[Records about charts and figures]
·····
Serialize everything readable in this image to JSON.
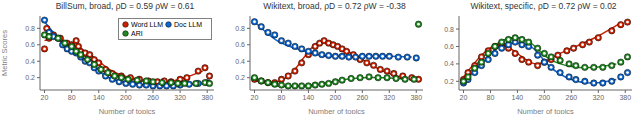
{
  "chart_data": [
    {
      "type": "scatter",
      "title": "BillSum, broad, ρD = 0.59 ρW = 0.61",
      "x_label": "Number of topics",
      "y_label": "Metric Scores",
      "xlim": [
        10,
        395
      ],
      "xticks": [
        20,
        80,
        140,
        200,
        260,
        320,
        380
      ],
      "ylim": [
        0.05,
        0.95
      ],
      "yticks": [
        0.2,
        0.4,
        0.6,
        0.8
      ],
      "grid": false,
      "legend": "upper right",
      "series": [
        {
          "name": "Word LLM",
          "type": "scatter",
          "marker": "o",
          "color": "#cc2200",
          "x": [
            20,
            25,
            30,
            40,
            55,
            65,
            70,
            80,
            90,
            95,
            100,
            110,
            120,
            130,
            140,
            155,
            170,
            190,
            210,
            230,
            250,
            270,
            285,
            300,
            320,
            335,
            360,
            375,
            385
          ],
          "values": [
            0.55,
            0.8,
            0.68,
            0.72,
            0.68,
            0.6,
            0.62,
            0.6,
            0.65,
            0.58,
            0.52,
            0.5,
            0.48,
            0.42,
            0.38,
            0.3,
            0.25,
            0.22,
            0.2,
            0.18,
            0.16,
            0.15,
            0.16,
            0.15,
            0.18,
            0.2,
            0.28,
            0.32,
            0.22
          ]
        },
        {
          "name": "Doc LLM",
          "type": "scatter",
          "marker": "o",
          "color": "#1166cc",
          "x": [
            20,
            30,
            40,
            50,
            60,
            70,
            80,
            90,
            100,
            110,
            120,
            130,
            140,
            155,
            170,
            185,
            200,
            215,
            230,
            245,
            260,
            275,
            290,
            305,
            320,
            340,
            360,
            380
          ],
          "values": [
            0.9,
            0.75,
            0.7,
            0.68,
            0.6,
            0.55,
            0.52,
            0.5,
            0.45,
            0.4,
            0.38,
            0.32,
            0.28,
            0.22,
            0.18,
            0.15,
            0.13,
            0.12,
            0.11,
            0.11,
            0.1,
            0.1,
            0.1,
            0.1,
            0.11,
            0.12,
            0.13,
            0.14
          ]
        },
        {
          "name": "ARI",
          "type": "scatter",
          "marker": "o",
          "color": "#228822",
          "x": [
            20,
            30,
            50,
            65,
            80,
            90,
            100,
            115,
            130,
            145,
            160,
            175,
            190,
            205,
            225,
            245,
            260,
            280,
            300,
            315,
            330,
            355,
            375,
            385
          ],
          "values": [
            0.72,
            0.7,
            0.68,
            0.62,
            0.58,
            0.52,
            0.48,
            0.42,
            0.36,
            0.3,
            0.26,
            0.22,
            0.2,
            0.18,
            0.17,
            0.16,
            0.15,
            0.14,
            0.14,
            0.13,
            0.13,
            0.13,
            0.14,
            0.13
          ]
        },
        {
          "name": "Word LLM",
          "type": "line",
          "line_style": "solid",
          "color": "#cc2200",
          "x": [
            20,
            50,
            80,
            110,
            140,
            170,
            210,
            250,
            290,
            330,
            370
          ],
          "values": [
            0.65,
            0.68,
            0.6,
            0.52,
            0.4,
            0.28,
            0.2,
            0.16,
            0.15,
            0.2,
            0.28
          ]
        },
        {
          "name": "Doc LLM",
          "type": "line",
          "line_style": "solid",
          "color": "#1166cc",
          "x": [
            20,
            50,
            80,
            110,
            140,
            170,
            210,
            250,
            290,
            330,
            370
          ],
          "values": [
            0.88,
            0.68,
            0.52,
            0.42,
            0.28,
            0.18,
            0.13,
            0.11,
            0.1,
            0.11,
            0.13
          ]
        },
        {
          "name": "ARI",
          "type": "line",
          "line_style": "solid",
          "color": "#228822",
          "x": [
            20,
            50,
            80,
            110,
            140,
            170,
            210,
            250,
            290,
            330,
            370
          ],
          "values": [
            0.72,
            0.67,
            0.57,
            0.46,
            0.35,
            0.25,
            0.18,
            0.15,
            0.14,
            0.13,
            0.13
          ]
        }
      ]
    },
    {
      "type": "scatter",
      "title": "Wikitext, broad, ρD = 0.72 ρW = -0.38",
      "x_label": "Number of topics",
      "xlim": [
        10,
        395
      ],
      "xticks": [
        20,
        80,
        140,
        200,
        260,
        320,
        380
      ],
      "ylim": [
        0.05,
        0.95
      ],
      "yticks": [
        0.2,
        0.4,
        0.6,
        0.8
      ],
      "grid": false,
      "series": [
        {
          "name": "Word LLM",
          "type": "scatter",
          "marker": "o",
          "color": "#cc2200",
          "x": [
            20,
            35,
            50,
            65,
            80,
            95,
            110,
            125,
            140,
            155,
            165,
            175,
            185,
            195,
            205,
            215,
            225,
            240,
            255,
            270,
            285,
            300,
            315,
            330,
            350,
            370,
            385
          ],
          "values": [
            0.18,
            0.16,
            0.14,
            0.14,
            0.18,
            0.22,
            0.28,
            0.38,
            0.48,
            0.58,
            0.62,
            0.65,
            0.62,
            0.6,
            0.58,
            0.55,
            0.52,
            0.48,
            0.42,
            0.38,
            0.35,
            0.3,
            0.28,
            0.25,
            0.22,
            0.2,
            0.18
          ]
        },
        {
          "name": "Doc LLM",
          "type": "scatter",
          "marker": "o",
          "color": "#1166cc",
          "x": [
            20,
            35,
            50,
            65,
            80,
            95,
            110,
            125,
            140,
            155,
            170,
            185,
            200,
            215,
            230,
            245,
            260,
            275,
            290,
            305,
            320,
            340,
            360,
            380
          ],
          "values": [
            0.88,
            0.82,
            0.75,
            0.72,
            0.65,
            0.62,
            0.58,
            0.55,
            0.52,
            0.5,
            0.48,
            0.47,
            0.46,
            0.46,
            0.45,
            0.45,
            0.46,
            0.46,
            0.46,
            0.46,
            0.46,
            0.45,
            0.45,
            0.44
          ]
        },
        {
          "name": "ARI",
          "type": "scatter",
          "marker": "o",
          "color": "#228822",
          "x": [
            20,
            35,
            50,
            65,
            80,
            95,
            110,
            125,
            140,
            155,
            170,
            185,
            200,
            215,
            235,
            255,
            275,
            295,
            315,
            335,
            355,
            375,
            385
          ],
          "values": [
            0.2,
            0.16,
            0.14,
            0.12,
            0.11,
            0.1,
            0.1,
            0.1,
            0.1,
            0.11,
            0.12,
            0.13,
            0.15,
            0.17,
            0.19,
            0.2,
            0.21,
            0.2,
            0.2,
            0.19,
            0.18,
            0.18,
            0.85
          ]
        },
        {
          "name": "Word LLM",
          "type": "line",
          "line_style": "solid",
          "color": "#cc2200",
          "x": [
            20,
            70,
            110,
            150,
            185,
            220,
            260,
            310,
            360
          ],
          "values": [
            0.16,
            0.15,
            0.3,
            0.58,
            0.64,
            0.54,
            0.42,
            0.27,
            0.19
          ]
        },
        {
          "name": "Doc LLM",
          "type": "line",
          "line_style": "solid",
          "color": "#1166cc",
          "x": [
            20,
            70,
            120,
            170,
            220,
            270,
            320,
            370
          ],
          "values": [
            0.88,
            0.65,
            0.54,
            0.47,
            0.46,
            0.46,
            0.46,
            0.45
          ]
        },
        {
          "name": "ARI",
          "type": "line",
          "line_style": "solid",
          "color": "#228822",
          "x": [
            20,
            70,
            120,
            165,
            210,
            260,
            310,
            360
          ],
          "values": [
            0.18,
            0.1,
            0.1,
            0.12,
            0.17,
            0.2,
            0.2,
            0.18
          ]
        }
      ]
    },
    {
      "type": "scatter",
      "title": "Wikitext, specific, ρD = 0.72 ρW = 0.02",
      "x_label": "Number of topics",
      "xlim": [
        10,
        395
      ],
      "xticks": [
        20,
        80,
        140,
        200,
        260,
        320,
        380
      ],
      "ylim": [
        0.1,
        0.95
      ],
      "yticks": [
        0.2,
        0.4,
        0.6,
        0.8
      ],
      "grid": false,
      "series": [
        {
          "name": "Word LLM",
          "type": "scatter",
          "marker": "o",
          "color": "#cc2200",
          "x": [
            20,
            30,
            45,
            60,
            75,
            90,
            105,
            120,
            135,
            150,
            165,
            185,
            200,
            215,
            230,
            250,
            265,
            285,
            300,
            320,
            350,
            370,
            385
          ],
          "values": [
            0.22,
            0.3,
            0.38,
            0.48,
            0.55,
            0.6,
            0.62,
            0.58,
            0.52,
            0.45,
            0.42,
            0.38,
            0.42,
            0.45,
            0.5,
            0.55,
            0.58,
            0.62,
            0.65,
            0.7,
            0.78,
            0.85,
            0.88
          ]
        },
        {
          "name": "Doc LLM",
          "type": "scatter",
          "marker": "o",
          "color": "#1166cc",
          "x": [
            20,
            30,
            45,
            60,
            75,
            90,
            105,
            120,
            135,
            150,
            165,
            185,
            200,
            215,
            235,
            255,
            270,
            290,
            310,
            330,
            350,
            370,
            385
          ],
          "values": [
            0.18,
            0.22,
            0.3,
            0.38,
            0.45,
            0.52,
            0.58,
            0.62,
            0.65,
            0.62,
            0.6,
            0.5,
            0.42,
            0.36,
            0.3,
            0.25,
            0.22,
            0.2,
            0.18,
            0.18,
            0.2,
            0.25,
            0.3
          ]
        },
        {
          "name": "ARI",
          "type": "scatter",
          "marker": "o",
          "color": "#228822",
          "x": [
            20,
            30,
            45,
            60,
            75,
            90,
            105,
            120,
            135,
            150,
            165,
            185,
            200,
            215,
            235,
            255,
            270,
            290,
            310,
            330,
            350,
            370,
            385
          ],
          "values": [
            0.2,
            0.25,
            0.35,
            0.42,
            0.52,
            0.6,
            0.65,
            0.68,
            0.7,
            0.68,
            0.65,
            0.58,
            0.52,
            0.48,
            0.44,
            0.4,
            0.38,
            0.36,
            0.36,
            0.36,
            0.38,
            0.42,
            0.48
          ]
        },
        {
          "name": "Word LLM",
          "type": "line",
          "line_style": "solid",
          "color": "#cc2200",
          "x": [
            20,
            60,
            100,
            140,
            180,
            220,
            270,
            320,
            370
          ],
          "values": [
            0.25,
            0.5,
            0.62,
            0.52,
            0.4,
            0.48,
            0.6,
            0.72,
            0.87
          ]
        },
        {
          "name": "Doc LLM",
          "type": "line",
          "line_style": "solid",
          "color": "#1166cc",
          "x": [
            20,
            60,
            100,
            140,
            175,
            210,
            260,
            310,
            360
          ],
          "values": [
            0.19,
            0.4,
            0.6,
            0.64,
            0.58,
            0.38,
            0.22,
            0.18,
            0.22
          ]
        },
        {
          "name": "ARI",
          "type": "line",
          "line_style": "solid",
          "color": "#228822",
          "x": [
            20,
            60,
            100,
            140,
            175,
            210,
            260,
            310,
            360
          ],
          "values": [
            0.22,
            0.46,
            0.65,
            0.7,
            0.62,
            0.46,
            0.37,
            0.36,
            0.4
          ]
        }
      ]
    }
  ]
}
·····
• [WHAT IS REQUIRED] Figure out how many lines above include the string "Wikitext", then report that number and nothing else.

• [RESPONSE FOR THIS EXERCISE] 2